→ RAW RECORDS:

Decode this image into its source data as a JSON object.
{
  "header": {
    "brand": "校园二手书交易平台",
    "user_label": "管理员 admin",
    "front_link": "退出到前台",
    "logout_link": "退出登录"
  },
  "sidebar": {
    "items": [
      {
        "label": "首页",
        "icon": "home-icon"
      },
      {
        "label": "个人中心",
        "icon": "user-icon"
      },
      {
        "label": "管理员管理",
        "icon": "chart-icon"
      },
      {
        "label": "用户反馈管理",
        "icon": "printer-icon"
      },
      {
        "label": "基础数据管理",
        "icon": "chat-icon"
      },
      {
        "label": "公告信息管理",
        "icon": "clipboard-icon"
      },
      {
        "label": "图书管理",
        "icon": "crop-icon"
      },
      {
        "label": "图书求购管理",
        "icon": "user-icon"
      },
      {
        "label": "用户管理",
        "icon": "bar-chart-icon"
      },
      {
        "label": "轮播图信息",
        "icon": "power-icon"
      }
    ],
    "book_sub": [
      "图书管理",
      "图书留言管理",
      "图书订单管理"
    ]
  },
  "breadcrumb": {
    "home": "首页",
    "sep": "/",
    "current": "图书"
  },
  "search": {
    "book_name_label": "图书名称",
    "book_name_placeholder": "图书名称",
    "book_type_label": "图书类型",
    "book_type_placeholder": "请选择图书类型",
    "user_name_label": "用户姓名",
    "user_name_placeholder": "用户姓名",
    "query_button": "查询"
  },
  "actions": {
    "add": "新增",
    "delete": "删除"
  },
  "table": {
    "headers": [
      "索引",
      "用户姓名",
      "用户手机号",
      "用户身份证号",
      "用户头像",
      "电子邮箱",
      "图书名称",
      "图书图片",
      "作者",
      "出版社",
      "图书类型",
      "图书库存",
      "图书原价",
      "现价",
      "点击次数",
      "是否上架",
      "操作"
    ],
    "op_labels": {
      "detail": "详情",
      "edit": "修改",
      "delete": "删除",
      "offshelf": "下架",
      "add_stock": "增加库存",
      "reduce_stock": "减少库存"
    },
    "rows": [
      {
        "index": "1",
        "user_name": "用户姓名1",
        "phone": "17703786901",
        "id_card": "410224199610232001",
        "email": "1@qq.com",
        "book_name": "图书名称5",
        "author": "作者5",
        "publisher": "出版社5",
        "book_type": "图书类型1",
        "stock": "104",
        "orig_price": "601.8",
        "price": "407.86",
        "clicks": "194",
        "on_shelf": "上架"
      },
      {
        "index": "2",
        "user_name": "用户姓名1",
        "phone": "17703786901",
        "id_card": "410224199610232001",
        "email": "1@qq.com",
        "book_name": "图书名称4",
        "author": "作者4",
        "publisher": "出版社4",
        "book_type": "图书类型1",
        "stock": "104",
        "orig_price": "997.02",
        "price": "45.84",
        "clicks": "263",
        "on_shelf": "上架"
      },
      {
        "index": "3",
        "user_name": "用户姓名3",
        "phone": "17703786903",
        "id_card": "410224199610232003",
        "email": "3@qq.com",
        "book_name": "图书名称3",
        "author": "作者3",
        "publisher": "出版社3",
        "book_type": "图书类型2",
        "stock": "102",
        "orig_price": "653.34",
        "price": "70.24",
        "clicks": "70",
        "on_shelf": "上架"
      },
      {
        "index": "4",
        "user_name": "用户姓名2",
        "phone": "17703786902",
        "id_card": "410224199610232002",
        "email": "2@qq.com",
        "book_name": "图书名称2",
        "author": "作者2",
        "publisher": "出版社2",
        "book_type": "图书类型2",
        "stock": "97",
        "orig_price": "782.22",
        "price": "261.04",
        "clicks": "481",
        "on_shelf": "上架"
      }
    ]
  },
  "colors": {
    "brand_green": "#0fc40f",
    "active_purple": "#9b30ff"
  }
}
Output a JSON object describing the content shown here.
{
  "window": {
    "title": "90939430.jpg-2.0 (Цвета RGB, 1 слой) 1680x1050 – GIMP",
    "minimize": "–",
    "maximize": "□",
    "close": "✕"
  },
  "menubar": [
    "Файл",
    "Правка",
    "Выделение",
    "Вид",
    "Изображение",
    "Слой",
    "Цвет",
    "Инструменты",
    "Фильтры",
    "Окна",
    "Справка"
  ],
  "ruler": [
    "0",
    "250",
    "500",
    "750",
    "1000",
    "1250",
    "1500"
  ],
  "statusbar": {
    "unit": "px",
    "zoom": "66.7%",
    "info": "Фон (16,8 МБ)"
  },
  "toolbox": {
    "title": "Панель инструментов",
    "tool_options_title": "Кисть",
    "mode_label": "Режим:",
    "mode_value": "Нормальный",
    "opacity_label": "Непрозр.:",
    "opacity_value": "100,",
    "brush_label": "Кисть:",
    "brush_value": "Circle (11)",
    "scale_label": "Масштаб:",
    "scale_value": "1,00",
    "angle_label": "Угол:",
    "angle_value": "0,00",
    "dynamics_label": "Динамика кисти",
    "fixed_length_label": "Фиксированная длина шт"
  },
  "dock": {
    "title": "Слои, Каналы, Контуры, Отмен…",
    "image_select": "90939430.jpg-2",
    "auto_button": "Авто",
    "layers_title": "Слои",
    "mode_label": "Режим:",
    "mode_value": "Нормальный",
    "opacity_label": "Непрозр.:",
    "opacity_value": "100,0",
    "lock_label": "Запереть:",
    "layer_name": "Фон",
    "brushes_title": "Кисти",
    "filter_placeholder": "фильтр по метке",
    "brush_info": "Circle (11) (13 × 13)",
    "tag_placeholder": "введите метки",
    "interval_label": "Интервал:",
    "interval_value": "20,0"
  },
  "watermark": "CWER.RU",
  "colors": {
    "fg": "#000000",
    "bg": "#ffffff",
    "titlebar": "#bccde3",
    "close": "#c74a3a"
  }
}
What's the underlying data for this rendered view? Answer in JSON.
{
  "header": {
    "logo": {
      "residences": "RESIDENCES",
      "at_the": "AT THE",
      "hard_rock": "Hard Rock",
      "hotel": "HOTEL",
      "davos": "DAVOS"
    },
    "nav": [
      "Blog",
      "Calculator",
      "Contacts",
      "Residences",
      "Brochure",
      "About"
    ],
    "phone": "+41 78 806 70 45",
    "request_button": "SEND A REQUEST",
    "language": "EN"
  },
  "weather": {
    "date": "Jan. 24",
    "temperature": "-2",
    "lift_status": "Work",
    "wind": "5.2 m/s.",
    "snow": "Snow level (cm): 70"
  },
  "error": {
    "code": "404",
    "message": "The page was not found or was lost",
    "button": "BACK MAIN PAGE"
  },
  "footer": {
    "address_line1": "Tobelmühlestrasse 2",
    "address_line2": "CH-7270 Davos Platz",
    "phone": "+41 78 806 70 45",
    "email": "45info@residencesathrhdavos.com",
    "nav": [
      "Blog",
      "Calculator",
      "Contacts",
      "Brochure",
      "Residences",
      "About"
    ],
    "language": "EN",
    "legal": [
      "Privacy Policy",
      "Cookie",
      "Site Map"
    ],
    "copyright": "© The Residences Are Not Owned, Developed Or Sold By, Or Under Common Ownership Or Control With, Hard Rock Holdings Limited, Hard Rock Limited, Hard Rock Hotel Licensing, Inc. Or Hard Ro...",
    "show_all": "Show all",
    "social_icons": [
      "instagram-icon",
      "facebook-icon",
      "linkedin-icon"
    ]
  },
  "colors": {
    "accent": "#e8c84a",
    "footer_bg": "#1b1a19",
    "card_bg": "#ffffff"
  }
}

→ EXERCISE BRIEF:
Make an exact copy of the records.

→ SOLUTION FOR THIS PROBLEM:
Decode this image into its source data as a JSON object.
{
  "header": {
    "brand": "校园二手书交易平台",
    "user_label": "管理员 admin",
    "front_link": "退出到前台",
    "logout_link": "退出登录"
  },
  "sidebar": {
    "items": [
      {
        "label": "首页",
        "icon": "home-icon"
      },
      {
        "label": "个人中心",
        "icon": "user-icon"
      },
      {
        "label": "管理员管理",
        "icon": "chart-icon"
      },
      {
        "label": "用户反馈管理",
        "icon": "printer-icon"
      },
      {
        "label": "基础数据管理",
        "icon": "chat-icon"
      },
      {
        "label": "公告信息管理",
        "icon": "clipboard-icon"
      },
      {
        "label": "图书管理",
        "icon": "crop-icon"
      },
      {
        "label": "图书求购管理",
        "icon": "user-icon"
      },
      {
        "label": "用户管理",
        "icon": "bar-chart-icon"
      },
      {
        "label": "轮播图信息",
        "icon": "power-icon"
      }
    ],
    "book_sub": [
      "图书管理",
      "图书留言管理",
      "图书订单管理"
    ]
  },
  "breadcrumb": {
    "home": "首页",
    "sep": "/",
    "current": "图书"
  },
  "search": {
    "book_name_label": "图书名称",
    "book_name_placeholder": "图书名称",
    "book_type_label": "图书类型",
    "book_type_placeholder": "请选择图书类型",
    "user_name_label": "用户姓名",
    "user_name_placeholder": "用户姓名",
    "query_button": "查询"
  },
  "actions": {
    "add": "新增",
    "delete": "删除"
  },
  "table": {
    "headers": [
      "索引",
      "用户姓名",
      "用户手机号",
      "用户身份证号",
      "用户头像",
      "电子邮箱",
      "图书名称",
      "图书图片",
      "作者",
      "出版社",
      "图书类型",
      "图书库存",
      "图书原价",
      "现价",
      "点击次数",
      "是否上架",
      "操作"
    ],
    "op_labels": {
      "detail": "详情",
      "edit": "修改",
      "delete": "删除",
      "offshelf": "下架",
      "add_stock": "增加库存",
      "reduce_stock": "减少库存"
    },
    "rows": [
      {
        "index": "1",
        "user_name": "用户姓名1",
        "phone": "17703786901",
        "id_card": "410224199610232001",
        "email": "1@qq.com",
        "book_name": "图书名称5",
        "author": "作者5",
        "publisher": "出版社5",
        "book_type": "图书类型1",
        "stock": "104",
        "orig_price": "601.8",
        "price": "407.86",
        "clicks": "194",
        "on_shelf": "上架"
      },
      {
        "index": "2",
        "user_name": "用户姓名1",
        "phone": "17703786901",
        "id_card": "410224199610232001",
        "email": "1@qq.com",
        "book_name": "图书名称4",
        "author": "作者4",
        "publisher": "出版社4",
        "book_type": "图书类型1",
        "stock": "104",
        "orig_price": "997.02",
        "price": "45.84",
        "clicks": "263",
        "on_shelf": "上架"
      },
      {
        "index": "3",
        "user_name": "用户姓名3",
        "phone": "17703786903",
        "id_card": "410224199610232003",
        "email": "3@qq.com",
        "book_name": "图书名称3",
        "author": "作者3",
        "publisher": "出版社3",
        "book_type": "图书类型2",
        "stock": "102",
        "orig_price": "653.34",
        "price": "70.24",
        "clicks": "70",
        "on_shelf": "上架"
      },
      {
        "index": "4",
        "user_name": "用户姓名2",
        "phone": "17703786902",
        "id_card": "410224199610232002",
        "email": "2@qq.com",
        "book_name": "图书名称2",
        "author": "作者2",
        "publisher": "出版社2",
        "book_type": "图书类型2",
        "stock": "97",
        "orig_price": "782.22",
        "price": "261.04",
        "clicks": "481",
        "on_shelf": "上架"
      }
    ]
  },
  "colors": {
    "brand_green": "#0fc40f",
    "active_purple": "#9b30ff"
  }
}
Output a JSON object describing the content shown here.
{
  "window": {
    "title": "90939430.jpg-2.0 (Цвета RGB, 1 слой) 1680x1050 – GIMP",
    "minimize": "–",
    "maximize": "□",
    "close": "✕"
  },
  "menubar": [
    "Файл",
    "Правка",
    "Выделение",
    "Вид",
    "Изображение",
    "Слой",
    "Цвет",
    "Инструменты",
    "Фильтры",
    "Окна",
    "Справка"
  ],
  "ruler": [
    "0",
    "250",
    "500",
    "750",
    "1000",
    "1250",
    "1500"
  ],
  "statusbar": {
    "unit": "px",
    "zoom": "66.7%",
    "info": "Фон (16,8 МБ)"
  },
  "toolbox": {
    "title": "Панель инструментов",
    "tool_options_title": "Кисть",
    "mode_label": "Режим:",
    "mode_value": "Нормальный",
    "opacity_label": "Непрозр.:",
    "opacity_value": "100,",
    "brush_label": "Кисть:",
    "brush_value": "Circle (11)",
    "scale_label": "Масштаб:",
    "scale_value": "1,00",
    "angle_label": "Угол:",
    "angle_value": "0,00",
    "dynamics_label": "Динамика кисти",
    "fixed_length_label": "Фиксированная длина шт"
  },
  "dock": {
    "title": "Слои, Каналы, Контуры, Отмен…",
    "image_select": "90939430.jpg-2",
    "auto_button": "Авто",
    "layers_title": "Слои",
    "mode_label": "Режим:",
    "mode_value": "Нормальный",
    "opacity_label": "Непрозр.:",
    "opacity_value": "100,0",
    "lock_label": "Запереть:",
    "layer_name": "Фон",
    "brushes_title": "Кисти",
    "filter_placeholder": "фильтр по метке",
    "brush_info": "Circle (11) (13 × 13)",
    "tag_placeholder": "введите метки",
    "interval_label": "Интервал:",
    "interval_value": "20,0"
  },
  "watermark": "CWER.RU",
  "colors": {
    "fg": "#000000",
    "bg": "#ffffff",
    "titlebar": "#bccde3",
    "close": "#c74a3a"
  }
}
What's the underlying data for this rendered view? Answer in JSON.
{
  "header": {
    "logo": {
      "residences": "RESIDENCES",
      "at_the": "AT THE",
      "hard_rock": "Hard Rock",
      "hotel": "HOTEL",
      "davos": "DAVOS"
    },
    "nav": [
      "Blog",
      "Calculator",
      "Contacts",
      "Residences",
      "Brochure",
      "About"
    ],
    "phone": "+41 78 806 70 45",
    "request_button": "SEND A REQUEST",
    "language": "EN"
  },
  "weather": {
    "date": "Jan. 24",
    "temperature": "-2",
    "lift_status": "Work",
    "wind": "5.2 m/s.",
    "snow": "Snow level (cm): 70"
  },
  "error": {
    "code": "404",
    "message": "The page was not found or was lost",
    "button": "BACK MAIN PAGE"
  },
  "footer": {
    "address_line1": "Tobelmühlestrasse 2",
    "address_line2": "CH-7270 Davos Platz",
    "phone": "+41 78 806 70 45",
    "email": "45info@residencesathrhdavos.com",
    "nav": [
      "Blog",
      "Calculator",
      "Contacts",
      "Brochure",
      "Residences",
      "About"
    ],
    "language": "EN",
    "legal": [
      "Privacy Policy",
      "Cookie",
      "Site Map"
    ],
    "copyright": "© The Residences Are Not Owned, Developed Or Sold By, Or Under Common Ownership Or Control With, Hard Rock Holdings Limited, Hard Rock Limited, Hard Rock Hotel Licensing, Inc. Or Hard Ro...",
    "show_all": "Show all",
    "social_icons": [
      "instagram-icon",
      "facebook-icon",
      "linkedin-icon"
    ]
  },
  "colors": {
    "accent": "#e8c84a",
    "footer_bg": "#1b1a19",
    "card_bg": "#ffffff"
  }
}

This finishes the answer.